__Study questions__:
[1] Repeat the SYNPO2L paper header word for word from "¹ Department of" up to and including "Hospital of Copenhagen, Copenhagen, Denmark.".
[2] Carry on with the SYNPO2L paper header, picking up right after its last line.

Loss-of-Function Variants in the SYNPO2L Gene Are Associated With Atrial Fibrillation

Alexander Guldmann Clausen; Oliver Bundgaard Vad; Julie Husted Andersen; Morten Salling Olesen

doi:10.3389/fcvm.2021.650667

Loss-of-Function Variants in the SYNPO2L Gene Are Associated With Atrial Fibrillation

Front Cardiovasc Med. 2021 Mar 9:8:650667. doi: 10.3389/fcvm.2021.650667. eCollection 2021.

Authors

Alexander Guldmann Clausen¹, Oliver Bundgaard Vad¹, Julie Husted Andersen¹, Morten Salling Olesen^{1

2}

Affiliations

¹ Department of Biomedical Sciences, Faculty of Health and Medical Sciences, University of Copenhagen, Copenhagen, Denmark.
² Laboratory for Molecular Cardiology, Department of Cardiology, The Heart Centre, Rigshospitalet, University Hospital of Copenhagen, Copenhagen, Denmark.

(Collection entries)
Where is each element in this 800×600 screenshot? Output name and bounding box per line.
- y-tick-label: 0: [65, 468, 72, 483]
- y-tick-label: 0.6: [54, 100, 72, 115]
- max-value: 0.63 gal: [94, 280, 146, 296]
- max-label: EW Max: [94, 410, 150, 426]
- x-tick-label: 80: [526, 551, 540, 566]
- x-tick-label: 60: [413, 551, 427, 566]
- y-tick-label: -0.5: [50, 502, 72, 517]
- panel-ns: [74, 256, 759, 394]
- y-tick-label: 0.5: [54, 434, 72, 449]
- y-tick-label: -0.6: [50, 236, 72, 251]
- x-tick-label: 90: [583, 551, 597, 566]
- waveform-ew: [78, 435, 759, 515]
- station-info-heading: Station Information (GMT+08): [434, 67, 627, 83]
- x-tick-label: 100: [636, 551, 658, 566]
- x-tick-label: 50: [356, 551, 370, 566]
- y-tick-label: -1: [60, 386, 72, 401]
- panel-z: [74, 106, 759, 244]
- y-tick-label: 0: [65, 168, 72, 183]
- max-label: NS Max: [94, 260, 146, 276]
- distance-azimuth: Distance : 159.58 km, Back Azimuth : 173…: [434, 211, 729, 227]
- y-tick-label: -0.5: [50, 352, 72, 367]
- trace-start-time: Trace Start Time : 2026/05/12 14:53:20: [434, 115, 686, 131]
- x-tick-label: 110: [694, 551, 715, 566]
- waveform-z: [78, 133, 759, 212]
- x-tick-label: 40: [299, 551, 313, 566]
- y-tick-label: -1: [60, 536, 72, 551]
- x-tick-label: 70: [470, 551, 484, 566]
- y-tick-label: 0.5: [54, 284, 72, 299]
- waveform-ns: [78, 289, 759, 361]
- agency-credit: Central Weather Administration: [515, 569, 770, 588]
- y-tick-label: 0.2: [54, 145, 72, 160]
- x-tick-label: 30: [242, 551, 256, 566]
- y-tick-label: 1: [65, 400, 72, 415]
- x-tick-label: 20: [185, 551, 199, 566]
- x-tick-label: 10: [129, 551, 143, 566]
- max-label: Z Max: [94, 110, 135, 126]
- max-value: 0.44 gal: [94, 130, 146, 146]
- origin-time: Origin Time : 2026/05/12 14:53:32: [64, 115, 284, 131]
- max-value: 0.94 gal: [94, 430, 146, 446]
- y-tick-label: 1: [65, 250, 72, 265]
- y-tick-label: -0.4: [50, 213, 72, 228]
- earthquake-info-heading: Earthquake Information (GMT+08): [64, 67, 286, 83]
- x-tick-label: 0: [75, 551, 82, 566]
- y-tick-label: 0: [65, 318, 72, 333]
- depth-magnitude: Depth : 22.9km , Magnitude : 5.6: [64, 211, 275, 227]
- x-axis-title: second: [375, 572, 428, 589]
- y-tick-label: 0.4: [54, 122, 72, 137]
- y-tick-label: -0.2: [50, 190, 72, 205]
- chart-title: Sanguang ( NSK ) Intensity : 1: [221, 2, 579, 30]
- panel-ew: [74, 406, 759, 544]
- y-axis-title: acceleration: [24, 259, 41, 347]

__Answers in order__:
[1]
¹ Department of Biomedical Sciences, Faculty of Health and Medical Sciences, University of Copenhagen, Copenhagen, Denmark.
² Laboratory for Molecular Cardiology, Department of Cardiology, The Heart Centre, Rigshospitalet, University Hospital of Copenhagen, Copenhagen, Denmark.

[2]
Abstract

Multiple genome-wide association studies (GWAS) have identified numerous loci associated with atrial fibrillation (AF). However, the genes driving these associations and how they contribute to the AF pathogenesis remains poorly understood. To identify genes likely to be driving the observed association, we searched the FinnGen study consisting of 12,859 AF cases and 73,341 controls for rare genetic variants predicted to cause loss-of-function. A specific splice site variant was found in the SYNPO2L gene, located in an AF associated locus on chromosome 10. This variant was associated with an increased risk of AF with a relatively high odds ratio of 3.5 (p = 9.9 × 10^-8). SYNPO2L is an important gene involved in the structural development and function of the cardiac myocyte and our findings thus support the recent suggestions that AF can present as atrial cardiomyopathy.

Keywords: arrhythmia; atrial fibrillation; cardiology; cardiomyopathy; genetics; splice site variant.